Stated exercise -
Locate the word "this" in the entries below, then gather every line that holds it.

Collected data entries
+ + + +

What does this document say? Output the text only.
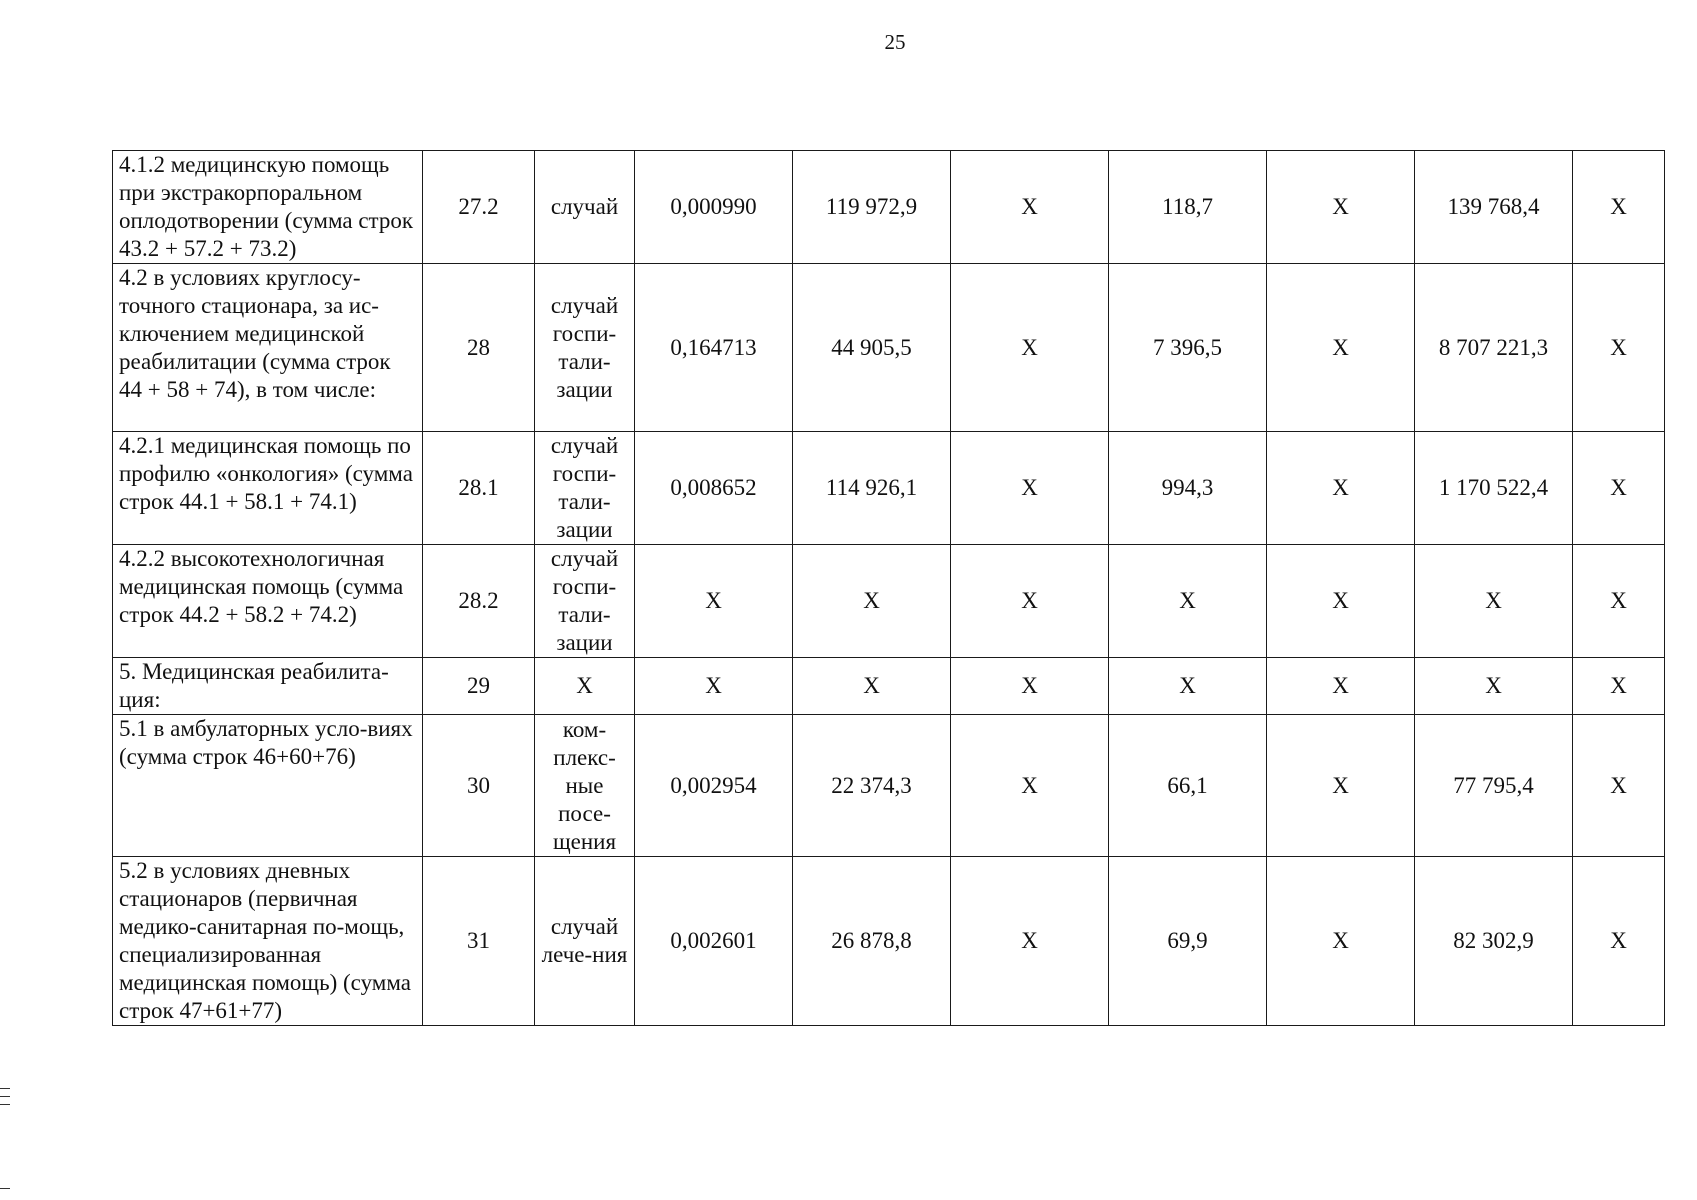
25
4.1.2 медицинскую помощь при экстракорпоральном оплодотворении (сумма строк 43.2 + 57.2 + 73.2)	27.2	случай	0,000990	119 972,9	Х	118,7	Х	139 768,4	Х
4.2 в условиях круглосу-точного стационара, за ис-ключением медицинской реабилитации (сумма строк 44 + 58 + 74), в том числе:	28	случай госпи-тали-зации	0,164713	44 905,5	Х	7 396,5	Х	8 707 221,3	Х
4.2.1 медицинская помощь по профилю «онкология» (сумма строк 44.1 + 58.1 + 74.1)	28.1	случай госпи-тали-зации	0,008652	114 926,1	Х	994,3	Х	1 170 522,4	Х
4.2.2 высокотехнологичная медицинская помощь (сумма строк 44.2 + 58.2 + 74.2)	28.2	случай госпи-тали-зации	Х	Х	Х	Х	Х	Х	Х
5. Медицинская реабилита-ция:	29	Х	Х	Х	Х	Х	Х	Х	Х
5.1 в амбулаторных усло-виях (сумма строк 46+60+76)	30	ком-плекс-ные посе-щения	0,002954	22 374,3	Х	66,1	Х	77 795,4	Х
5.2 в условиях дневных стационаров (первичная медико-санитарная по-мощь, специализированная медицинская помощь) (сумма строк 47+61+77)	31	случай лече-ния	0,002601	26 878,8	Х	69,9	Х	82 302,9	Х
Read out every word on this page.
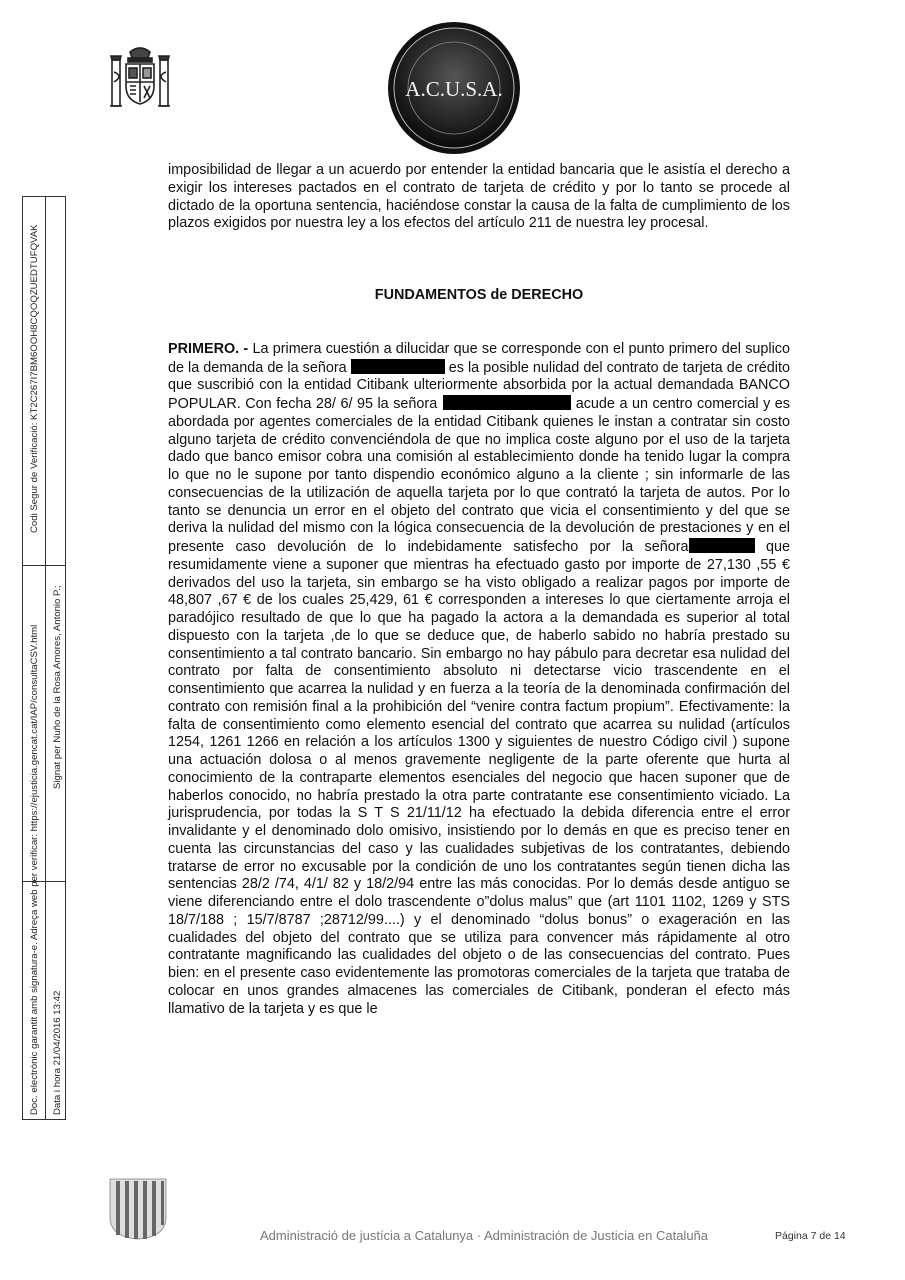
A.C.U.S.A.
Doc. electrònic garantit amb signatura-e. Adreça web per verificar: https://ejusticia.gencat.cat/IAP/consultaCSV.html
Codi Segur de Verificació: KT2C267I7BM6OOH8CQOQZUEDTUFQVAK
Data i hora 21/04/2016 13:42
Signat per Nuño de la Rosa Amores, Antonio P.;

imposibilidad de llegar a un acuerdo por entender la entidad bancaria que le asistía el derecho a exigir los intereses pactados en el contrato de tarjeta de crédito y por lo tanto se procede al dictado de la oportuna sentencia, haciéndose constar la causa de la falta de cumplimiento de los plazos exigidos por nuestra ley a los efectos del artículo 211 de nuestra ley procesal.

FUNDAMENTOS de DERECHO

PRIMERO. - La primera cuestión a dilucidar que se corresponde con el punto primero del suplico de la demanda de la señora	es la posible nulidad del contrato de tarjeta de crédito que suscribió con la entidad Citibank ulteriormente absorbida por la actual demandada BANCO POPULAR. Con fecha 28/ 6/ 95 la señora	acude a un centro comercial y es abordada por agentes comerciales de la entidad Citibank quienes le instan a contratar sin costo alguno tarjeta de crédito convenciéndola de que no implica coste alguno por el uso de la tarjeta dado que banco emisor cobra una comisión al establecimiento donde ha tenido lugar la compra lo que no le supone por tanto dispendio económico alguno a la cliente ; sin informarle de las consecuencias de la utilización de aquella tarjeta por lo que contrató la tarjeta de autos. Por lo tanto se denuncia un error en el objeto del contrato que vicia el consentimiento y del que se deriva la nulidad del mismo con la lógica consecuencia de la devolución de prestaciones y en el presente caso devolución de lo indebidamente satisfecho por la señora	que resumidamente viene a suponer que mientras ha efectuado gasto por importe de 27,130 ,55 € derivados del uso la tarjeta, sin embargo se ha visto obligado a realizar pagos por importe de 48,807 ,67 € de los cuales 25,429, 61 € corresponden a intereses lo que ciertamente arroja el paradójico resultado de que lo que ha pagado la actora a la demandada es superior al total dispuesto con la tarjeta ,de lo que se deduce que, de haberlo sabido no habría prestado su consentimiento a tal contrato bancario. Sin embargo no hay pábulo para decretar esa nulidad del contrato por falta de consentimiento absoluto ni detectarse vicio trascendente en el consentimiento que acarrea la nulidad y en fuerza a la teoría de la denominada confirmación del contrato con remisión final a la prohibición del “venire contra factum propium”. Efectivamente: la falta de consentimiento como elemento esencial del contrato que acarrea su nulidad (artículos 1254, 1261 1266 en relación a los artículos 1300 y siguientes de nuestro Código civil ) supone una actuación dolosa o al menos gravemente negligente de la parte oferente que hurta al conocimiento de la contraparte elementos esenciales del negocio que hacen suponer que de haberlos conocido, no habría prestado la otra parte contratante ese consentimiento viciado. La jurisprudencia, por todas la S T S 21/11/12 ha efectuado la debida diferencia entre el error invalidante y el denominado dolo omisivo, insistiendo por lo demás en que es preciso tener en cuenta las circunstancias del caso y las cualidades subjetivas de los contratantes, debiendo tratarse de error no excusable por la condición de uno los contratantes según tienen dicha las sentencias 28/2 /74, 4/1/ 82 y 18/2/94 entre las más conocidas. Por lo demás desde antiguo se viene diferenciando entre el dolo trascendente o”dolus malus” que (art 1101 1102, 1269 y STS 18/7/188 ; 15/7/8787 ;28712/99....) y el denominado “dolus bonus” o exageración en las cualidades del objeto del contrato que se utiliza para convencer más rápidamente al otro contratante magnificando las cualidades del objeto o de las consecuencias del contrato. Pues bien: en el presente caso evidentemente las promotoras comerciales de la tarjeta que trataba de colocar en unos grandes almacenes las comerciales de Citibank, ponderan el efecto más llamativo de la tarjeta y es que le

Administració de justícia a Catalunya · Administración de Justicia en Cataluña	Página 7 de 14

+ + + +

Written solution -
What does this document say? Output the text only.
Read out every word on this page.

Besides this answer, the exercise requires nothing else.